**Aim**
All records are to be retyped faithfully and completely.

Begin Entries provided

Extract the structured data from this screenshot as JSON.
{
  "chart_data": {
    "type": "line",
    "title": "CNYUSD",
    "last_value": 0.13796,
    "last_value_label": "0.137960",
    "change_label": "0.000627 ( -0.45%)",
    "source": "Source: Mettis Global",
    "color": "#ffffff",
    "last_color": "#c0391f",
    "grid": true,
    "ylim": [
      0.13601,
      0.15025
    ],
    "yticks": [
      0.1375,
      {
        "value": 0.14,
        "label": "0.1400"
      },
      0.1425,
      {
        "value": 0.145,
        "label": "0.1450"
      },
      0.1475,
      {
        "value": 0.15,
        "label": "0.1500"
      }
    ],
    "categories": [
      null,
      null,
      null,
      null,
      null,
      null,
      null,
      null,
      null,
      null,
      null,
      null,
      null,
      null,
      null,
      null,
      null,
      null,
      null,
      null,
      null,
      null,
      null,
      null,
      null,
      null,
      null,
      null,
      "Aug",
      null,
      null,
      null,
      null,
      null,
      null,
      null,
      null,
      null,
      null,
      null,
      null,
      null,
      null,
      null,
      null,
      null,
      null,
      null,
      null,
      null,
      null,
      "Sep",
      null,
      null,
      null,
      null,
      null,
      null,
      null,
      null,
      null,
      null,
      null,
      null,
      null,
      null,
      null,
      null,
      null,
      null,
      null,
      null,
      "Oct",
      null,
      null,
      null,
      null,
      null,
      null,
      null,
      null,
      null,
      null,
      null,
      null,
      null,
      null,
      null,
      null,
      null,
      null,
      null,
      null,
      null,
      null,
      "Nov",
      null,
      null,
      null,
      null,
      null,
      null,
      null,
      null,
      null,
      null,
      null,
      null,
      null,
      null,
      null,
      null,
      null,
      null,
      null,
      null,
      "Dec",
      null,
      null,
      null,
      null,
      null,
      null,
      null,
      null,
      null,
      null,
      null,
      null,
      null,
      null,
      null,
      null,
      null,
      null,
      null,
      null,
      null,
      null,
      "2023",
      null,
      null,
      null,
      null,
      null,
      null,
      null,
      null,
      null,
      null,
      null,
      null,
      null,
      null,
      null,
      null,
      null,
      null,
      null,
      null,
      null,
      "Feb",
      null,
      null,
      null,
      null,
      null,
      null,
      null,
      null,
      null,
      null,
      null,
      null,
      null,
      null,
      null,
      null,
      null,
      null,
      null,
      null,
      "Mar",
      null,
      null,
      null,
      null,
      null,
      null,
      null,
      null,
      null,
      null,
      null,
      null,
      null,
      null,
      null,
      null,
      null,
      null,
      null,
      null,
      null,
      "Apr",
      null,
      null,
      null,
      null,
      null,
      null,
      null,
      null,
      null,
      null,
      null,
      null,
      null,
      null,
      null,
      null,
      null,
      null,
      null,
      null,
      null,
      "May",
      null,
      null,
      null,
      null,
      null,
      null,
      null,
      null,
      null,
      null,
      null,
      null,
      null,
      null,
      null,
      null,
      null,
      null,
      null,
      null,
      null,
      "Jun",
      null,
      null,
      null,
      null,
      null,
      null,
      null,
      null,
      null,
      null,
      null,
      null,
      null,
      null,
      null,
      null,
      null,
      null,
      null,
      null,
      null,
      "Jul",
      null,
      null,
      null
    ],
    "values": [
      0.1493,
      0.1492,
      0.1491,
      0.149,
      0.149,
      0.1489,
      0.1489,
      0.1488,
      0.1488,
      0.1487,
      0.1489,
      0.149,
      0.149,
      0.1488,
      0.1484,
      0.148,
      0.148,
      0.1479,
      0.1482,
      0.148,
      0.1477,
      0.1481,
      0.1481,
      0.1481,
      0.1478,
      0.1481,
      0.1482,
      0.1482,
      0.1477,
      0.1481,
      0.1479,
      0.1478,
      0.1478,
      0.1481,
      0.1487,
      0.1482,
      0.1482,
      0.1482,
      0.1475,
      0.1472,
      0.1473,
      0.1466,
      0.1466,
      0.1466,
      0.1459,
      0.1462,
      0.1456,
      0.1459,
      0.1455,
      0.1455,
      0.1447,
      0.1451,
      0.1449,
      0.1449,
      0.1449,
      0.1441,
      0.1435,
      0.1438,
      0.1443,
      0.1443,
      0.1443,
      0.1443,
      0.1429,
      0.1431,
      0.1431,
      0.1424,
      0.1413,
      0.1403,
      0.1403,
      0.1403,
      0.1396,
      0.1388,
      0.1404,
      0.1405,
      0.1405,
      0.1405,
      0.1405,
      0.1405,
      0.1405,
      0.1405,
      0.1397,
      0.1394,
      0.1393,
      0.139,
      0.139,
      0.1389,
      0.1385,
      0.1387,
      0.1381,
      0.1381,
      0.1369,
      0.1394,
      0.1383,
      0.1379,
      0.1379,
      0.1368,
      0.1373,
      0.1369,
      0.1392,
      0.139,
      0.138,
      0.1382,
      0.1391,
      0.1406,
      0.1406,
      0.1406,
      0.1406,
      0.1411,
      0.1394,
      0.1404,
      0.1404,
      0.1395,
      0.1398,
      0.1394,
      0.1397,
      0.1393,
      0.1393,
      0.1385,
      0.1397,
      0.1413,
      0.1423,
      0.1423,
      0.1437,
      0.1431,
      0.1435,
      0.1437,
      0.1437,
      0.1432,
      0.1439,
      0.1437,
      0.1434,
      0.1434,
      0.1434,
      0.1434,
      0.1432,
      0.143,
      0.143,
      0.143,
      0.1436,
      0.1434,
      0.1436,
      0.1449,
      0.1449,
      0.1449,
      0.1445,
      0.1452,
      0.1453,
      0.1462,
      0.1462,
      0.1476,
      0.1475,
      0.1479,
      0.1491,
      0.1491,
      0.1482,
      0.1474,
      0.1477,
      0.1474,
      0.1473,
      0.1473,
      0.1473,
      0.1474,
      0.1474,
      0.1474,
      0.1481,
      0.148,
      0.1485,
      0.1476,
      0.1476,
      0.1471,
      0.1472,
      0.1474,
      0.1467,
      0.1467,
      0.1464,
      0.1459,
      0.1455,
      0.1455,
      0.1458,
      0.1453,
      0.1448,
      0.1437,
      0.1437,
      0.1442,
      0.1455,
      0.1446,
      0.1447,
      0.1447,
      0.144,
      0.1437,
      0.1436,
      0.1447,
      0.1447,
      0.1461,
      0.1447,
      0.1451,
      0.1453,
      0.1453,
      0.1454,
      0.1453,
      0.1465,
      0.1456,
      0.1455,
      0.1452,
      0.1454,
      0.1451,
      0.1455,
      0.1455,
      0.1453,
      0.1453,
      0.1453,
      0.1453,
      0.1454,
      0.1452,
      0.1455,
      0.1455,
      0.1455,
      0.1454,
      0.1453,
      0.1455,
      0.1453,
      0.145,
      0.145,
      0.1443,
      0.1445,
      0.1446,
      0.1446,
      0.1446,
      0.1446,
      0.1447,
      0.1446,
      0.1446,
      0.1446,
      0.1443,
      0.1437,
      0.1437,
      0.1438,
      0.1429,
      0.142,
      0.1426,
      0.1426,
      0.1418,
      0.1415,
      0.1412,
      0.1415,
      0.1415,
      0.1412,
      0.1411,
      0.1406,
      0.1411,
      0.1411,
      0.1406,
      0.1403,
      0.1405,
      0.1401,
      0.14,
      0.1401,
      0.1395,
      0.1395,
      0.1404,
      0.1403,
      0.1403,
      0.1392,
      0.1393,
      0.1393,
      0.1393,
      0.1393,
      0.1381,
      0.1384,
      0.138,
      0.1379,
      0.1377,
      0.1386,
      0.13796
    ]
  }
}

End Entries provided

**Written solution**
Extract the structured data from this screenshot as JSON.
{
  "chart_data": {
    "type": "line",
    "title": "CNYUSD",
    "last_value": 0.13796,
    "last_value_label": "0.137960",
    "change_label": "0.000627 ( -0.45%)",
    "source": "Source: Mettis Global",
    "color": "#ffffff",
    "last_color": "#c0391f",
    "grid": true,
    "ylim": [
      0.13601,
      0.15025
    ],
    "yticks": [
      0.1375,
      {
        "value": 0.14,
        "label": "0.1400"
      },
      0.1425,
      {
        "value": 0.145,
        "label": "0.1450"
      },
      0.1475,
      {
        "value": 0.15,
        "label": "0.1500"
      }
    ],
    "categories": [
      null,
      null,
      null,
      null,
      null,
      null,
      null,
      null,
      null,
      null,
      null,
      null,
      null,
      null,
      null,
      null,
      null,
      null,
      null,
      null,
      null,
      null,
      null,
      null,
      null,
      null,
      null,
      null,
      "Aug",
      null,
      null,
      null,
      null,
      null,
      null,
      null,
      null,
      null,
      null,
      null,
      null,
      null,
      null,
      null,
      null,
      null,
      null,
      null,
      null,
      null,
      null,
      "Sep",
      null,
      null,
      null,
      null,
      null,
      null,
      null,
      null,
      null,
      null,
      null,
      null,
      null,
      null,
      null,
      null,
      null,
      null,
      null,
      null,
      "Oct",
      null,
      null,
      null,
      null,
      null,
      null,
      null,
      null,
      null,
      null,
      null,
      null,
      null,
      null,
      null,
      null,
      null,
      null,
      null,
      null,
      null,
      null,
      "Nov",
      null,
      null,
      null,
      null,
      null,
      null,
      null,
      null,
      null,
      null,
      null,
      null,
      null,
      null,
      null,
      null,
      null,
      null,
      null,
      null,
      "Dec",
      null,
      null,
      null,
      null,
      null,
      null,
      null,
      null,
      null,
      null,
      null,
      null,
      null,
      null,
      null,
      null,
      null,
      null,
      null,
      null,
      null,
      null,
      "2023",
      null,
      null,
      null,
      null,
      null,
      null,
      null,
      null,
      null,
      null,
      null,
      null,
      null,
      null,
      null,
      null,
      null,
      null,
      null,
      null,
      null,
      "Feb",
      null,
      null,
      null,
      null,
      null,
      null,
      null,
      null,
      null,
      null,
      null,
      null,
      null,
      null,
      null,
      null,
      null,
      null,
      null,
      null,
      "Mar",
      null,
      null,
      null,
      null,
      null,
      null,
      null,
      null,
      null,
      null,
      null,
      null,
      null,
      null,
      null,
      null,
      null,
      null,
      null,
      null,
      null,
      "Apr",
      null,
      null,
      null,
      null,
      null,
      null,
      null,
      null,
      null,
      null,
      null,
      null,
      null,
      null,
      null,
      null,
      null,
      null,
      null,
      null,
      null,
      "May",
      null,
      null,
      null,
      null,
      null,
      null,
      null,
      null,
      null,
      null,
      null,
      null,
      null,
      null,
      null,
      null,
      null,
      null,
      null,
      null,
      null,
      "Jun",
      null,
      null,
      null,
      null,
      null,
      null,
      null,
      null,
      null,
      null,
      null,
      null,
      null,
      null,
      null,
      null,
      null,
      null,
      null,
      null,
      null,
      "Jul",
      null,
      null,
      null
    ],
    "values": [
      0.1493,
      0.1492,
      0.1491,
      0.149,
      0.149,
      0.1489,
      0.1489,
      0.1488,
      0.1488,
      0.1487,
      0.1489,
      0.149,
      0.149,
      0.1488,
      0.1484,
      0.148,
      0.148,
      0.1479,
      0.1482,
      0.148,
      0.1477,
      0.1481,
      0.1481,
      0.1481,
      0.1478,
      0.1481,
      0.1482,
      0.1482,
      0.1477,
      0.1481,
      0.1479,
      0.1478,
      0.1478,
      0.1481,
      0.1487,
      0.1482,
      0.1482,
      0.1482,
      0.1475,
      0.1472,
      0.1473,
      0.1466,
      0.1466,
      0.1466,
      0.1459,
      0.1462,
      0.1456,
      0.1459,
      0.1455,
      0.1455,
      0.1447,
      0.1451,
      0.1449,
      0.1449,
      0.1449,
      0.1441,
      0.1435,
      0.1438,
      0.1443,
      0.1443,
      0.1443,
      0.1443,
      0.1429,
      0.1431,
      0.1431,
      0.1424,
      0.1413,
      0.1403,
      0.1403,
      0.1403,
      0.1396,
      0.1388,
      0.1404,
      0.1405,
      0.1405,
      0.1405,
      0.1405,
      0.1405,
      0.1405,
      0.1405,
      0.1397,
      0.1394,
      0.1393,
      0.139,
      0.139,
      0.1389,
      0.1385,
      0.1387,
      0.1381,
      0.1381,
      0.1369,
      0.1394,
      0.1383,
      0.1379,
      0.1379,
      0.1368,
      0.1373,
      0.1369,
      0.1392,
      0.139,
      0.138,
      0.1382,
      0.1391,
      0.1406,
      0.1406,
      0.1406,
      0.1406,
      0.1411,
      0.1394,
      0.1404,
      0.1404,
      0.1395,
      0.1398,
      0.1394,
      0.1397,
      0.1393,
      0.1393,
      0.1385,
      0.1397,
      0.1413,
      0.1423,
      0.1423,
      0.1437,
      0.1431,
      0.1435,
      0.1437,
      0.1437,
      0.1432,
      0.1439,
      0.1437,
      0.1434,
      0.1434,
      0.1434,
      0.1434,
      0.1432,
      0.143,
      0.143,
      0.143,
      0.1436,
      0.1434,
      0.1436,
      0.1449,
      0.1449,
      0.1449,
      0.1445,
      0.1452,
      0.1453,
      0.1462,
      0.1462,
      0.1476,
      0.1475,
      0.1479,
      0.1491,
      0.1491,
      0.1482,
      0.1474,
      0.1477,
      0.1474,
      0.1473,
      0.1473,
      0.1473,
      0.1474,
      0.1474,
      0.1474,
      0.1481,
      0.148,
      0.1485,
      0.1476,
      0.1476,
      0.1471,
      0.1472,
      0.1474,
      0.1467,
      0.1467,
      0.1464,
      0.1459,
      0.1455,
      0.1455,
      0.1458,
      0.1453,
      0.1448,
      0.1437,
      0.1437,
      0.1442,
      0.1455,
      0.1446,
      0.1447,
      0.1447,
      0.144,
      0.1437,
      0.1436,
      0.1447,
      0.1447,
      0.1461,
      0.1447,
      0.1451,
      0.1453,
      0.1453,
      0.1454,
      0.1453,
      0.1465,
      0.1456,
      0.1455,
      0.1452,
      0.1454,
      0.1451,
      0.1455,
      0.1455,
      0.1453,
      0.1453,
      0.1453,
      0.1453,
      0.1454,
      0.1452,
      0.1455,
      0.1455,
      0.1455,
      0.1454,
      0.1453,
      0.1455,
      0.1453,
      0.145,
      0.145,
      0.1443,
      0.1445,
      0.1446,
      0.1446,
      0.1446,
      0.1446,
      0.1447,
      0.1446,
      0.1446,
      0.1446,
      0.1443,
      0.1437,
      0.1437,
      0.1438,
      0.1429,
      0.142,
      0.1426,
      0.1426,
      0.1418,
      0.1415,
      0.1412,
      0.1415,
      0.1415,
      0.1412,
      0.1411,
      0.1406,
      0.1411,
      0.1411,
      0.1406,
      0.1403,
      0.1405,
      0.1401,
      0.14,
      0.1401,
      0.1395,
      0.1395,
      0.1404,
      0.1403,
      0.1403,
      0.1392,
      0.1393,
      0.1393,
      0.1393,
      0.1393,
      0.1381,
      0.1384,
      0.138,
      0.1379,
      0.1377,
      0.1386,
      0.13796
    ]
  }
}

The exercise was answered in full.